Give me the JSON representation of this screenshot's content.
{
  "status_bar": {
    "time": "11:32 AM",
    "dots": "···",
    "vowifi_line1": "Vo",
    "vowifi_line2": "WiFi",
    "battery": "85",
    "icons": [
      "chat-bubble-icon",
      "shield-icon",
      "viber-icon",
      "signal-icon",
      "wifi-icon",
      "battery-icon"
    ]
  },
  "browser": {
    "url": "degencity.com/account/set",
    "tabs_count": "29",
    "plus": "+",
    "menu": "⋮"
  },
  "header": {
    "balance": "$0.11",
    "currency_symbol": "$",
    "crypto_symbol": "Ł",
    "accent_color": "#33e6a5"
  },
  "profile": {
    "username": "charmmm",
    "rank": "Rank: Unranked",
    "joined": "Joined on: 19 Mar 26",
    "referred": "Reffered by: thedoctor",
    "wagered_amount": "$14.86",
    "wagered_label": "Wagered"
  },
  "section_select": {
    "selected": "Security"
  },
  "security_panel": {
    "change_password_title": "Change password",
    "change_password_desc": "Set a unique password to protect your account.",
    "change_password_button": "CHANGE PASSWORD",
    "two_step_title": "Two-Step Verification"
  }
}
---
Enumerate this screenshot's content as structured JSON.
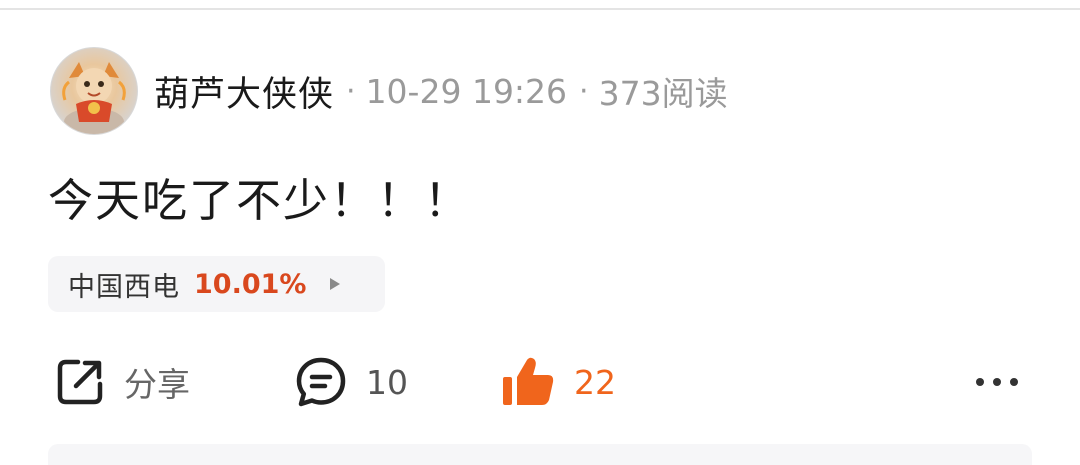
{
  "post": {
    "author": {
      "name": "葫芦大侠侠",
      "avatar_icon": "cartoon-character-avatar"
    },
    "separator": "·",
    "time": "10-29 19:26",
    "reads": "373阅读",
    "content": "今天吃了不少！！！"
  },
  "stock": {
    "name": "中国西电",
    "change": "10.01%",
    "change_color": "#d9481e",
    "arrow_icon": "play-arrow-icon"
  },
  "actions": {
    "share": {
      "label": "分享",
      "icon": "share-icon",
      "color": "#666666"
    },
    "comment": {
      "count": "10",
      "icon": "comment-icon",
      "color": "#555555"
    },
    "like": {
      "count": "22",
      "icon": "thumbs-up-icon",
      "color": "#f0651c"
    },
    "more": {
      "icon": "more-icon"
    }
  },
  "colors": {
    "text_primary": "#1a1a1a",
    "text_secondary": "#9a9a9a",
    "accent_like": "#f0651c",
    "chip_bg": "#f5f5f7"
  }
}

▶ [REQUEST] Only lines with the word "content" should be collected from the material.

▶ [THE OUTPUT]
Give me the JSON representation of this screenshot's content.
Enumerate this screenshot's content as structured JSON.
    "content": "今天吃了不少！！！"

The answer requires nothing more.